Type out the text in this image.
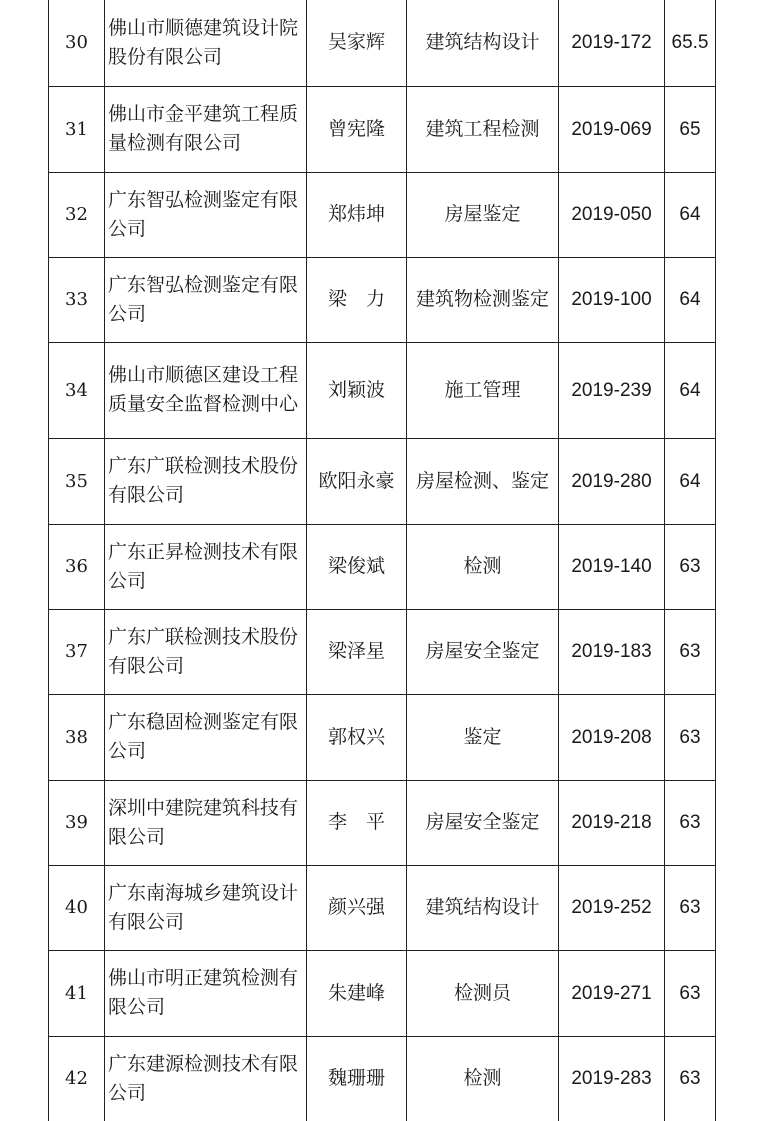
30	佛山市顺德建筑设计院股份有限公司	吴家辉	建筑结构设计	2019-172	65.5
31	佛山市金平建筑工程质量检测有限公司	曾宪隆	建筑工程检测	2019-069	65
32	广东智弘检测鉴定有限公司	郑炜坤	房屋鉴定	2019-050	64
33	广东智弘检测鉴定有限公司	梁　力	建筑物检测鉴定	2019-100	64
34	佛山市顺德区建设工程质量安全监督检测中心	刘颖波	施工管理	2019-239	64
35	广东广联检测技术股份有限公司	欧阳永豪	房屋检测、鉴定	2019-280	64
36	广东正昇检测技术有限公司	梁俊斌	检测	2019-140	63
37	广东广联检测技术股份有限公司	梁泽星	房屋安全鉴定	2019-183	63
38	广东稳固检测鉴定有限公司	郭权兴	鉴定	2019-208	63
39	深圳中建院建筑科技有限公司	李　平	房屋安全鉴定	2019-218	63
40	广东南海城乡建筑设计有限公司	颜兴强	建筑结构设计	2019-252	63
41	佛山市明正建筑检测有限公司	朱建峰	检测员	2019-271	63
42	广东建源检测技术有限公司	魏珊珊	检测	2019-283	63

Your objective — Look through the material above and pick out each line holding the word "房屋安全鉴定".

Output for this exercise —
37	广东广联检测技术股份有限公司	梁泽星	房屋安全鉴定	2019-183	63
39	深圳中建院建筑科技有限公司	李　平	房屋安全鉴定	2019-218	63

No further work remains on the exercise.